Each record is to be transcribed exactly.

Begin

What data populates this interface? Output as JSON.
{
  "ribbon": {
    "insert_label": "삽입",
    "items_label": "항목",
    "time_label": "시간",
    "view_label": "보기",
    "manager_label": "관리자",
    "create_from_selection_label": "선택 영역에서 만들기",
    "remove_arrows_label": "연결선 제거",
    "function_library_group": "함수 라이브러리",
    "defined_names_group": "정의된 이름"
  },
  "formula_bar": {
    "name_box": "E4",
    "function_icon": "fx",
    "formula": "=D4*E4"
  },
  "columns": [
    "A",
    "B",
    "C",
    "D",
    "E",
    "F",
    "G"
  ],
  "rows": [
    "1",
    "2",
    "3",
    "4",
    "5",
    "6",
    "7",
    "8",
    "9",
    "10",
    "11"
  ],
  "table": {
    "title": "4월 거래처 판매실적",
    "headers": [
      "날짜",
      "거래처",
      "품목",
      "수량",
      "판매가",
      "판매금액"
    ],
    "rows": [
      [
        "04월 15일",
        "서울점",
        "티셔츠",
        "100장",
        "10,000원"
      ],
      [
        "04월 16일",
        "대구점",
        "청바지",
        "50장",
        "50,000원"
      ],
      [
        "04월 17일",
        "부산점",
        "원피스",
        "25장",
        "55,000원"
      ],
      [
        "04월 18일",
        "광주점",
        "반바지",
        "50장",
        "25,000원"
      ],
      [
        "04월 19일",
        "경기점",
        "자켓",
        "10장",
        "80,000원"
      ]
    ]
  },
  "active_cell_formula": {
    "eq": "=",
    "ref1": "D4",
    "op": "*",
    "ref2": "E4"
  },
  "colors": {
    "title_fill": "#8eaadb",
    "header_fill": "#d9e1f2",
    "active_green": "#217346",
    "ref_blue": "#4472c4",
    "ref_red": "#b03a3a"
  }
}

End

:: Response to the exercise ::
What data populates this interface? Output as JSON.
{
  "ribbon": {
    "insert_label": "삽입",
    "items_label": "항목",
    "time_label": "시간",
    "view_label": "보기",
    "manager_label": "관리자",
    "create_from_selection_label": "선택 영역에서 만들기",
    "remove_arrows_label": "연결선 제거",
    "function_library_group": "함수 라이브러리",
    "defined_names_group": "정의된 이름"
  },
  "formula_bar": {
    "name_box": "E4",
    "function_icon": "fx",
    "formula": "=D4*E4"
  },
  "columns": [
    "A",
    "B",
    "C",
    "D",
    "E",
    "F",
    "G"
  ],
  "rows": [
    "1",
    "2",
    "3",
    "4",
    "5",
    "6",
    "7",
    "8",
    "9",
    "10",
    "11"
  ],
  "table": {
    "title": "4월 거래처 판매실적",
    "headers": [
      "날짜",
      "거래처",
      "품목",
      "수량",
      "판매가",
      "판매금액"
    ],
    "rows": [
      [
        "04월 15일",
        "서울점",
        "티셔츠",
        "100장",
        "10,000원"
      ],
      [
        "04월 16일",
        "대구점",
        "청바지",
        "50장",
        "50,000원"
      ],
      [
        "04월 17일",
        "부산점",
        "원피스",
        "25장",
        "55,000원"
      ],
      [
        "04월 18일",
        "광주점",
        "반바지",
        "50장",
        "25,000원"
      ],
      [
        "04월 19일",
        "경기점",
        "자켓",
        "10장",
        "80,000원"
      ]
    ]
  },
  "active_cell_formula": {
    "eq": "=",
    "ref1": "D4",
    "op": "*",
    "ref2": "E4"
  },
  "colors": {
    "title_fill": "#8eaadb",
    "header_fill": "#d9e1f2",
    "active_green": "#217346",
    "ref_blue": "#4472c4",
    "ref_red": "#b03a3a"
  }
}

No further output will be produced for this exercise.